• **The exercise**
Every line below is to be copied exactly, with the pictures left out.

─── Records for the exercise ───

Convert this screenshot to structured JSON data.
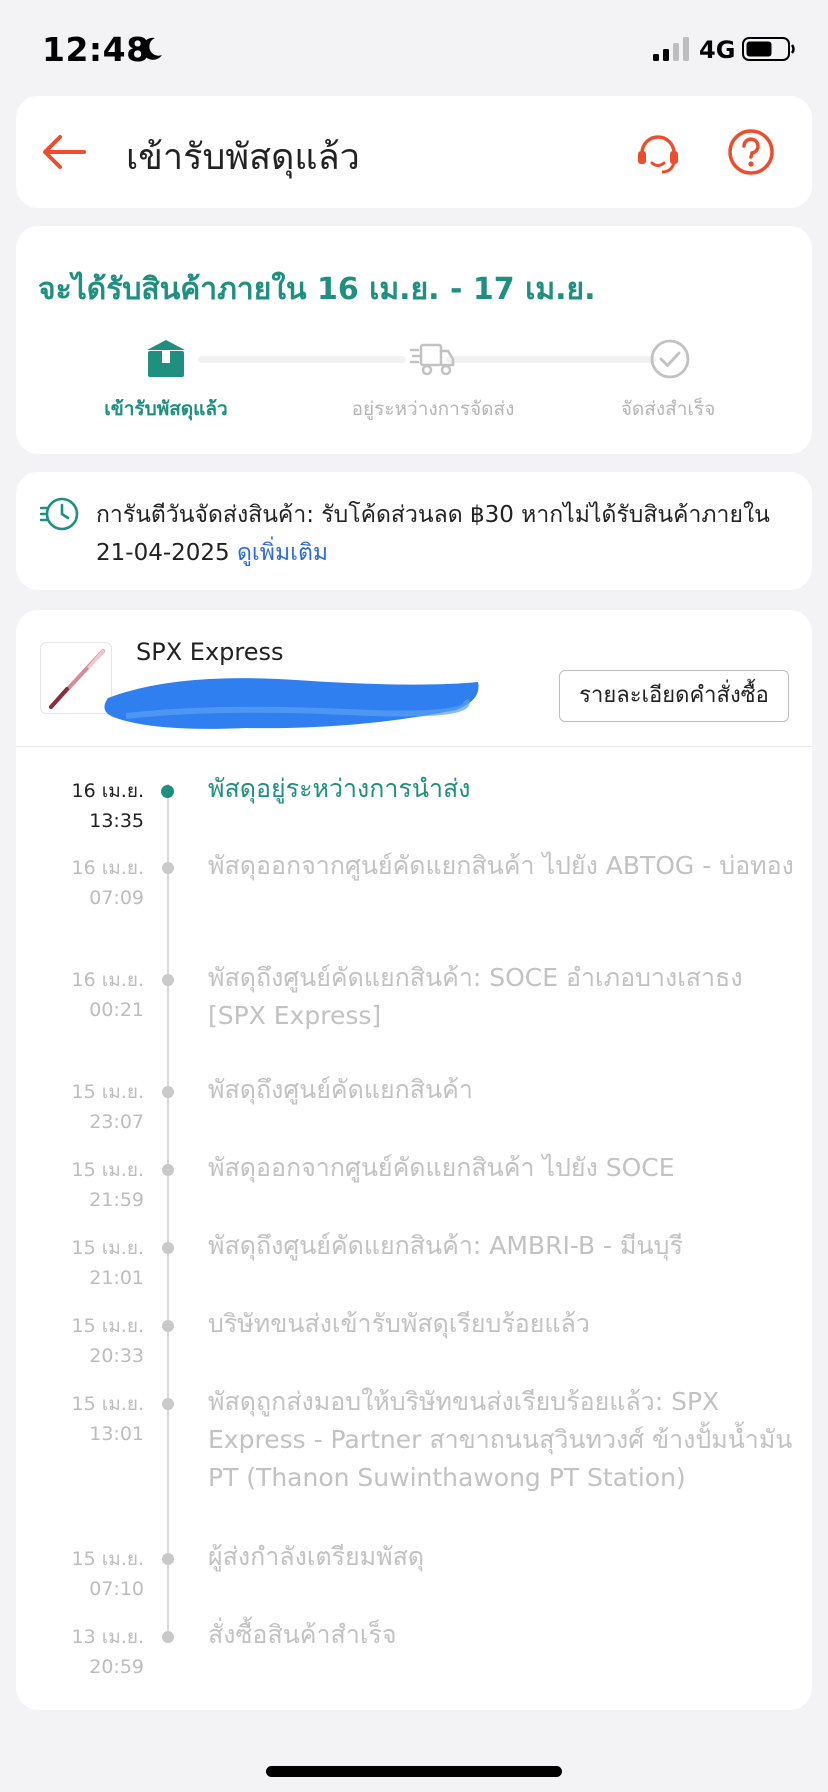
{
  "status_bar": {
    "time": "12:48",
    "network": "4G",
    "icons": [
      "moon-icon",
      "signal-icon",
      "battery-icon"
    ]
  },
  "header": {
    "title": "เข้ารับพัสดุแล้ว",
    "icons": [
      "back-arrow-icon",
      "customer-support-icon",
      "help-icon"
    ]
  },
  "delivery": {
    "estimate": "จะได้รับสินค้าภายใน 16 เม.ย. - 17 เม.ย.",
    "steps": [
      {
        "label": "เข้ารับพัสดุแล้ว",
        "icon": "package-icon",
        "active": true
      },
      {
        "label": "อยู่ระหว่างการจัดส่ง",
        "icon": "truck-icon",
        "active": false
      },
      {
        "label": "จัดส่งสำเร็จ",
        "icon": "check-circle-icon",
        "active": false
      }
    ]
  },
  "guarantee": {
    "text": "การันตีวันจัดส่งสินค้า: รับโค้ดส่วนลด ฿30 หากไม่ได้รับสินค้าภายใน 21-04-2025 ",
    "link": "ดูเพิ่มเติม",
    "icon": "clock-icon"
  },
  "shipment": {
    "carrier": "SPX Express",
    "order_button": "รายละเอียดคำสั่งซื้อ"
  },
  "timeline": [
    {
      "date": "16 เม.ย.",
      "time": "13:35",
      "desc": "พัสดุอยู่ระหว่างการนำส่ง",
      "active": true
    },
    {
      "date": "16 เม.ย.",
      "time": "07:09",
      "desc": "พัสดุออกจากศูนย์คัดแยกสินค้า ไปยัง ABTOG - บ่อทอง",
      "active": false
    },
    {
      "date": "16 เม.ย.",
      "time": "00:21",
      "desc": "พัสดุถึงศูนย์คัดแยกสินค้า: SOCE อำเภอบางเสาธง [SPX Express]",
      "active": false
    },
    {
      "date": "15 เม.ย.",
      "time": "23:07",
      "desc": "พัสดุถึงศูนย์คัดแยกสินค้า",
      "active": false
    },
    {
      "date": "15 เม.ย.",
      "time": "21:59",
      "desc": "พัสดุออกจากศูนย์คัดแยกสินค้า ไปยัง SOCE",
      "active": false
    },
    {
      "date": "15 เม.ย.",
      "time": "21:01",
      "desc": "พัสดุถึงศูนย์คัดแยกสินค้า: AMBRI-B - มีนบุรี",
      "active": false
    },
    {
      "date": "15 เม.ย.",
      "time": "20:33",
      "desc": "บริษัทขนส่งเข้ารับพัสดุเรียบร้อยแล้ว",
      "active": false
    },
    {
      "date": "15 เม.ย.",
      "time": "13:01",
      "desc": "พัสดุถูกส่งมอบให้บริษัทขนส่งเรียบร้อยแล้ว: SPX Express - Partner สาขาถนนสุวินทวงศ์ ข้างปั้มน้ำมัน PT (Thanon Suwinthawong PT Station)",
      "active": false
    },
    {
      "date": "15 เม.ย.",
      "time": "07:10",
      "desc": " ผู้ส่งกำลังเตรียมพัสดุ",
      "active": false
    },
    {
      "date": "13 เม.ย.",
      "time": "20:59",
      "desc": "สั่งซื้อสินค้าสำเร็จ",
      "active": false
    }
  ]
}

───

• **Output of the exercise**
Convert this screenshot to structured JSON data.
{
  "status_bar": {
    "time": "12:48",
    "network": "4G",
    "icons": [
      "moon-icon",
      "signal-icon",
      "battery-icon"
    ]
  },
  "header": {
    "title": "เข้ารับพัสดุแล้ว",
    "icons": [
      "back-arrow-icon",
      "customer-support-icon",
      "help-icon"
    ]
  },
  "delivery": {
    "estimate": "จะได้รับสินค้าภายใน 16 เม.ย. - 17 เม.ย.",
    "steps": [
      {
        "label": "เข้ารับพัสดุแล้ว",
        "icon": "package-icon",
        "active": true
      },
      {
        "label": "อยู่ระหว่างการจัดส่ง",
        "icon": "truck-icon",
        "active": false
      },
      {
        "label": "จัดส่งสำเร็จ",
        "icon": "check-circle-icon",
        "active": false
      }
    ]
  },
  "guarantee": {
    "text": "การันตีวันจัดส่งสินค้า: รับโค้ดส่วนลด ฿30 หากไม่ได้รับสินค้าภายใน 21-04-2025 ",
    "link": "ดูเพิ่มเติม",
    "icon": "clock-icon"
  },
  "shipment": {
    "carrier": "SPX Express",
    "order_button": "รายละเอียดคำสั่งซื้อ"
  },
  "timeline": [
    {
      "date": "16 เม.ย.",
      "time": "13:35",
      "desc": "พัสดุอยู่ระหว่างการนำส่ง",
      "active": true
    },
    {
      "date": "16 เม.ย.",
      "time": "07:09",
      "desc": "พัสดุออกจากศูนย์คัดแยกสินค้า ไปยัง ABTOG - บ่อทอง",
      "active": false
    },
    {
      "date": "16 เม.ย.",
      "time": "00:21",
      "desc": "พัสดุถึงศูนย์คัดแยกสินค้า: SOCE อำเภอบางเสาธง [SPX Express]",
      "active": false
    },
    {
      "date": "15 เม.ย.",
      "time": "23:07",
      "desc": "พัสดุถึงศูนย์คัดแยกสินค้า",
      "active": false
    },
    {
      "date": "15 เม.ย.",
      "time": "21:59",
      "desc": "พัสดุออกจากศูนย์คัดแยกสินค้า ไปยัง SOCE",
      "active": false
    },
    {
      "date": "15 เม.ย.",
      "time": "21:01",
      "desc": "พัสดุถึงศูนย์คัดแยกสินค้า: AMBRI-B - มีนบุรี",
      "active": false
    },
    {
      "date": "15 เม.ย.",
      "time": "20:33",
      "desc": "บริษัทขนส่งเข้ารับพัสดุเรียบร้อยแล้ว",
      "active": false
    },
    {
      "date": "15 เม.ย.",
      "time": "13:01",
      "desc": "พัสดุถูกส่งมอบให้บริษัทขนส่งเรียบร้อยแล้ว: SPX Express - Partner สาขาถนนสุวินทวงศ์ ข้างปั้มน้ำมัน PT (Thanon Suwinthawong PT Station)",
      "active": false
    },
    {
      "date": "15 เม.ย.",
      "time": "07:10",
      "desc": " ผู้ส่งกำลังเตรียมพัสดุ",
      "active": false
    },
    {
      "date": "13 เม.ย.",
      "time": "20:59",
      "desc": "สั่งซื้อสินค้าสำเร็จ",
      "active": false
    }
  ]
}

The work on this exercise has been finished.